WRITTEN REQUEST:
Look through the records below, and copy out every line that holds the string "seam".

RECORD SET:
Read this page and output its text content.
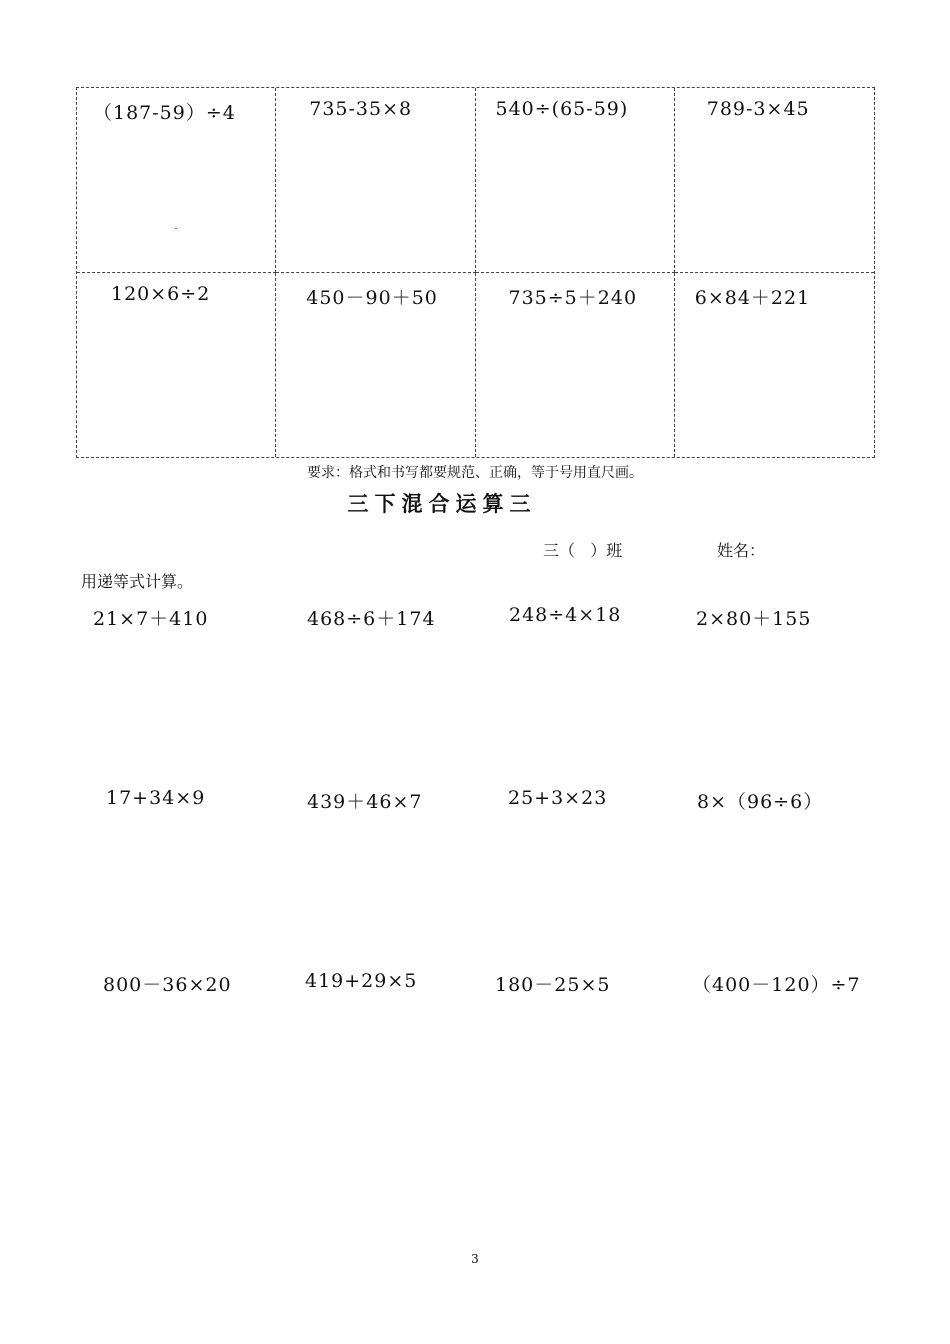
（187-59）÷4	735-35×8	540÷(65-59)	789-3×45
120×6÷2	450－90＋50	735÷5＋240	6×84＋221
要求：格式和书写都要规范、正确，等于号用直尺画。
三下混合运算三
三（   ）班	姓名：
用递等式计算。
21×7＋410	468÷6＋174	248÷4×18	2×80＋155
17+34×9	439＋46×7	25+3×23	8×（96÷6）
800－36×20	419+29×5	180－25×5	（400－120）÷7
3
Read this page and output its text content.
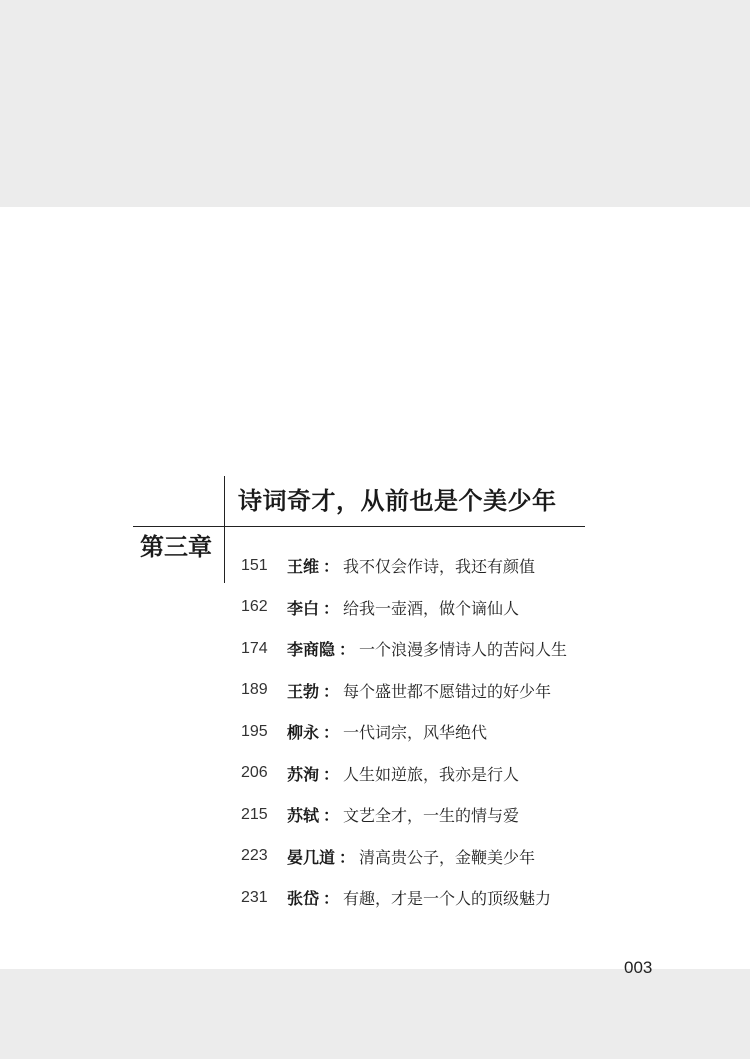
诗词奇才，从前也是个美少年
第三章
151	王维 ： 我不仅会作诗，我还有颜值
162	李白 ： 给我一壶酒，做个谪仙人
174	李商隐 ： 一个浪漫多情诗人的苦闷人生
189	王勃 ： 每个盛世都不愿错过的好少年
195	柳永 ： 一代词宗，风华绝代
206	苏洵 ： 人生如逆旅，我亦是行人
215	苏轼 ： 文艺全才，一生的情与爱
223	晏几道 ： 清高贵公子，金鞭美少年
231	张岱 ： 有趣，才是一个人的顶级魅力
003
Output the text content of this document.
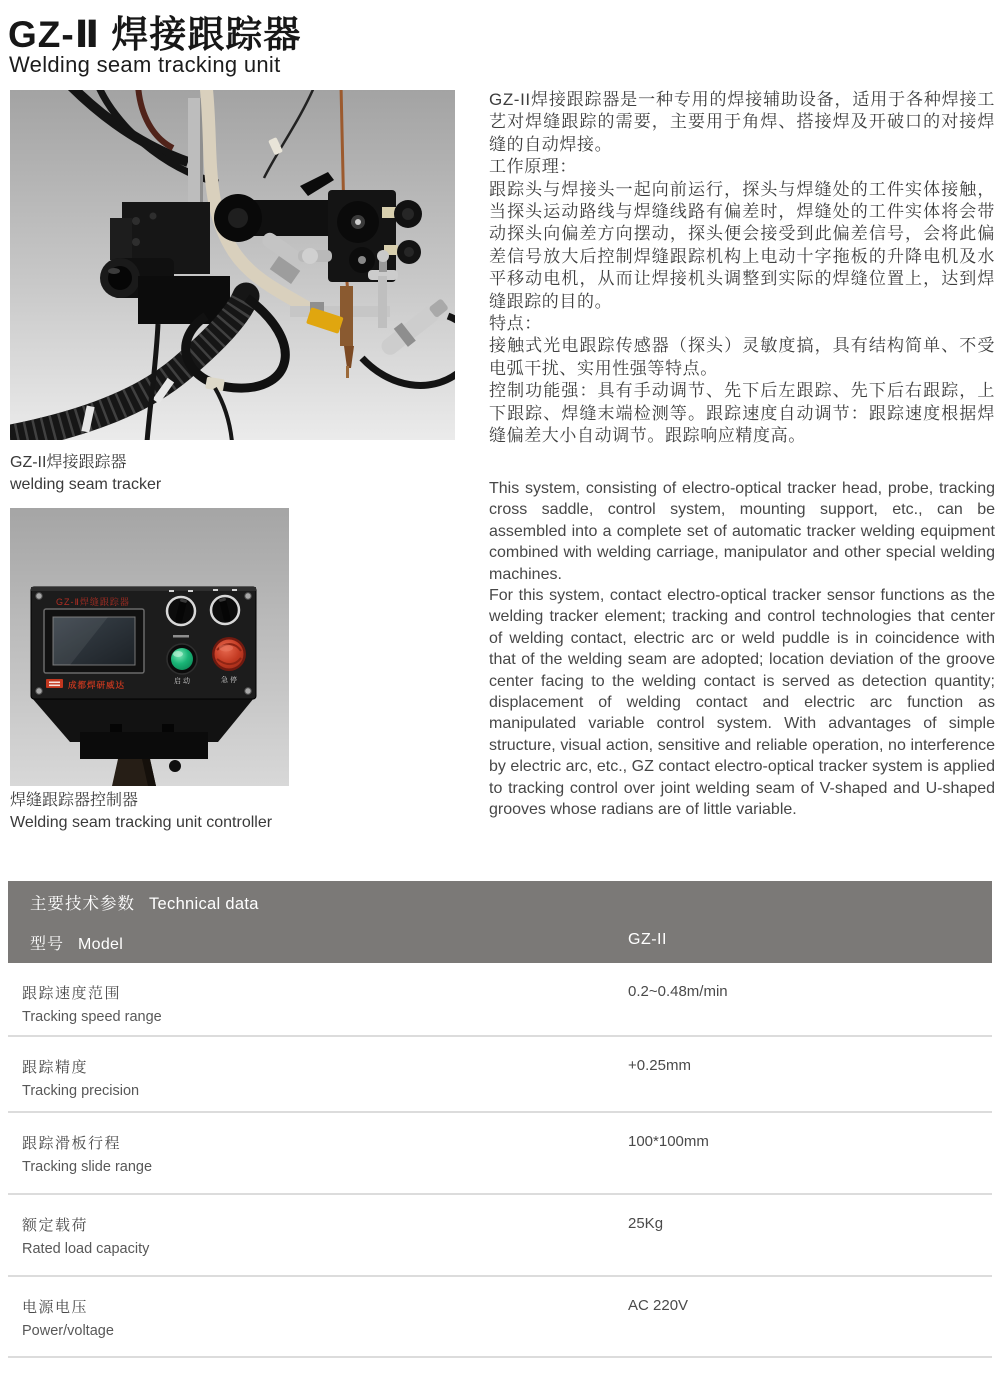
GZ-Ⅱ 焊接跟踪器
Welding seam tracking unit
GZ-II焊接跟踪器
welding seam tracker
GZ-Ⅱ焊缝跟踪器
启 动	急 停
成都焊研威达
焊缝跟踪器控制器
Welding seam tracking unit controller

GZ-II焊接跟踪器是一种专用的焊接辅助设备，适用于各种焊接工艺对焊缝跟踪的需要，主要用于角焊、搭接焊及开破口的对接焊缝的自动焊接。

工作原理：

跟踪头与焊接头一起向前运行，探头与焊缝处的工件实体接触，当探头运动路线与焊缝线路有偏差时，焊缝处的工件实体将会带动探头向偏差方向摆动，探头便会接受到此偏差信号，会将此偏差信号放大后控制焊缝跟踪机构上电动十字拖板的升降电机及水平移动电机，从而让焊接机头调整到实际的焊缝位置上，达到焊缝跟踪的目的。

特点：

接触式光电跟踪传感器（探头）灵敏度搞，具有结构简单、不受电弧干扰、实用性强等特点。

控制功能强：具有手动调节、先下后左跟踪、先下后右跟踪，上下跟踪、焊缝末端检测等。跟踪速度自动调节：跟踪速度根据焊缝偏差大小自动调节。跟踪响应精度高。

This system, consisting of electro-optical tracker head, probe, tracking cross saddle, control system, mounting support, etc., can be assembled into a complete set of automatic tracker welding equipment combined with welding carriage, manipulator and other special welding machines.

For this system, contact electro-optical tracker sensor functions as the welding tracker element; tracking and control technologies that center of welding contact, electric arc or weld puddle is in coincidence with that of the welding seam are adopted; location deviation of the groove center facing to the welding contact is served as detection quantity; displacement of welding contact and electric arc function as manipulated variable control system. With advantages of simple structure, visual action, sensitive and reliable operation, no interference by electric arc, etc., GZ contact electro-optical tracker system is applied to tracking control over joint welding seam of V-shaped and U-shaped grooves whose radians are of little variable.

主要技术参数 Technical data
型号 Model	GZ-II
跟踪速度范围
Tracking speed range
0.2~0.48m/min
跟踪精度
Tracking precision
+0.25mm
跟踪滑板行程
Tracking slide range
100*100mm
额定载荷
Rated load capacity
25Kg
电源电压
Power/voltage
AC 220V
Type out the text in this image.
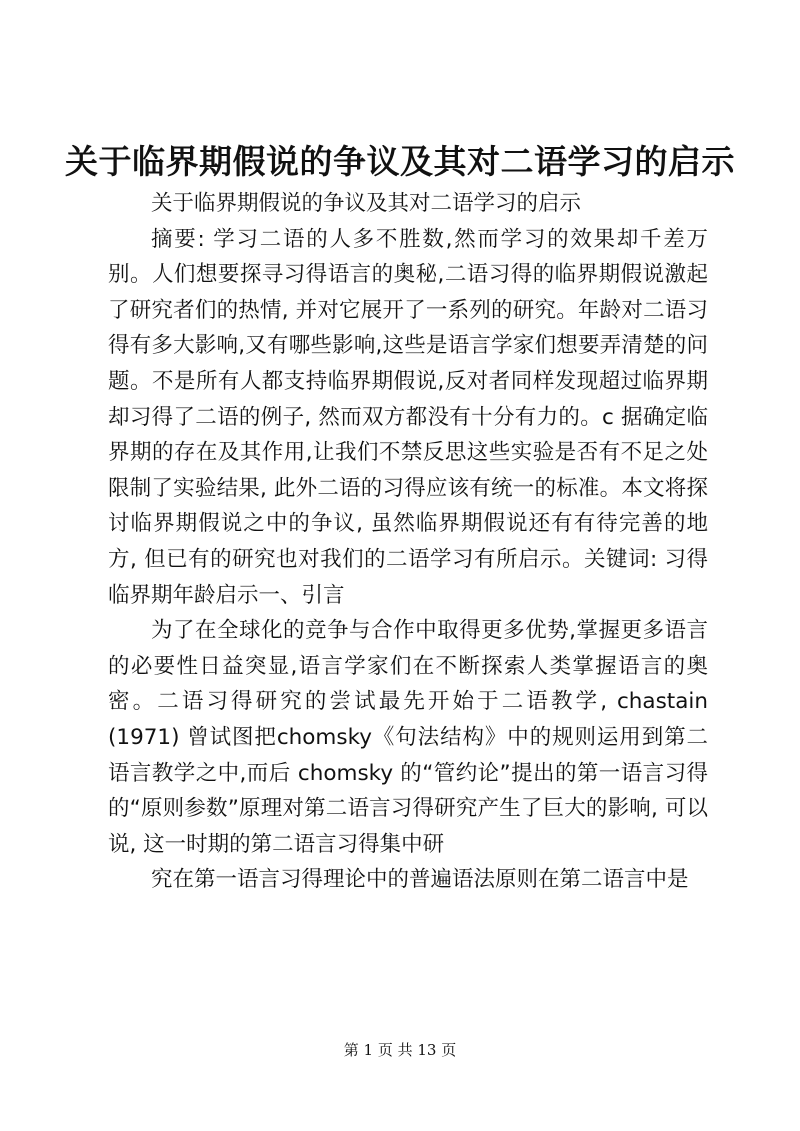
关于临界期假说的争议及其对二语学习的启示

关于临界期假说的争议及其对二语学习的启示

摘要: 学习二语的人多不胜数,然而学习的效果却千差万别。人们想要探寻习得语言的奥秘,二语习得的临界期假说激起了研究者们的热情, 并对它展开了一系列的研究。年龄对二语习得有多大影响,又有哪些影响,这些是语言学家们想要弄清楚的问题。不是所有人都支持临界期假说,反对者同样发现超过临界期却习得了二语的例子, 然而双方都没有十分有力的。c 据确定临界期的存在及其作用,让我们不禁反思这些实验是否有不足之处限制了实验结果, 此外二语的习得应该有统一的标准。本文将探讨临界期假说之中的争议, 虽然临界期假说还有有待完善的地方, 但已有的研究也对我们的二语学习有所启示。关键词: 习得临界期年龄启示一、引言

为了在全球化的竞争与合作中取得更多优势,掌握更多语言的必要性日益突显,语言学家们在不断探索人类掌握语言的奥密。二语习得研究的尝试最先开始于二语教学, chastain (1971) 曾试图把chomsky《句法结构》中的规则运用到第二语言教学之中,而后 chomsky 的“管约论”提出的第一语言习得的“原则参数”原理对第二语言习得研究产生了巨大的影响, 可以说, 这一时期的第二语言习得集中研

究在第一语言习得理论中的普遍语法原则在第二语言中是

第 1 页 共 13 页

EXERCISE OUTPUT:
Welding seam tracking unit
welding seam tracker
Welding seam tracking unit controller
For this system, contact electro-optical tracker sensor functions as the welding tracker element; tracking and control technologies that center of welding contact, electric arc or weld puddle is in coincidence with that of the welding seam are adopted; location deviation of the groove center facing to the welding contact is served as detection quantity; displacement of welding contact and electric arc function as manipulated variable control system. With advantages of simple structure, visual action, sensitive and reliable operation, no interference by electric arc, etc., GZ contact electro-optical tracker system is applied to tracking control over joint welding seam of V-shaped and U-shaped grooves whose radians are of little variable.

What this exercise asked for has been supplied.